Instructions for the task: Below are some records: retype them all exactly, but not the pictures.

Data provided:
------------------------------

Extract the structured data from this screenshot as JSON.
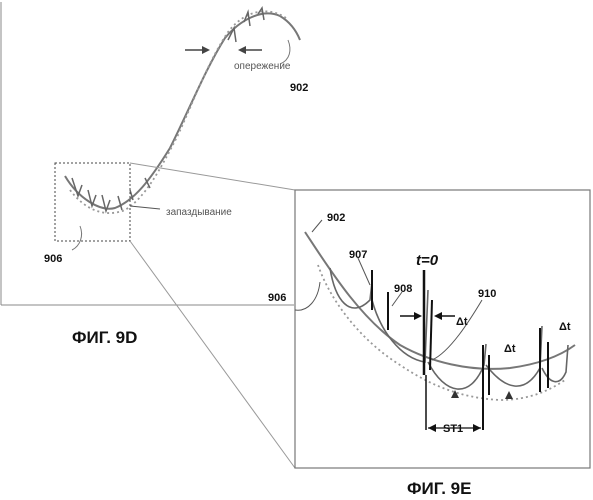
{
  "figure_9d": {
    "caption": "ФИГ. 9D",
    "lead_label": "опережение",
    "lag_label": "запаздывание",
    "curve_ref": "902",
    "region_ref": "906"
  },
  "figure_9e": {
    "caption": "ФИГ. 9E",
    "curve_ref": "902",
    "region_ref": "906",
    "ref_907": "907",
    "ref_908": "908",
    "ref_910": "910",
    "time_zero": "t=0",
    "delta_t_1": "Δt",
    "delta_t_2": "Δt",
    "delta_t_3": "Δt",
    "segment_label": "ST1"
  }
}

------------------------------

Exercise answer:
Extract the structured data from this screenshot as JSON.
{
  "figure_9d": {
    "caption": "ФИГ. 9D",
    "lead_label": "опережение",
    "lag_label": "запаздывание",
    "curve_ref": "902",
    "region_ref": "906"
  },
  "figure_9e": {
    "caption": "ФИГ. 9E",
    "curve_ref": "902",
    "region_ref": "906",
    "ref_907": "907",
    "ref_908": "908",
    "ref_910": "910",
    "time_zero": "t=0",
    "delta_t_1": "Δt",
    "delta_t_2": "Δt",
    "delta_t_3": "Δt",
    "segment_label": "ST1"
  }
}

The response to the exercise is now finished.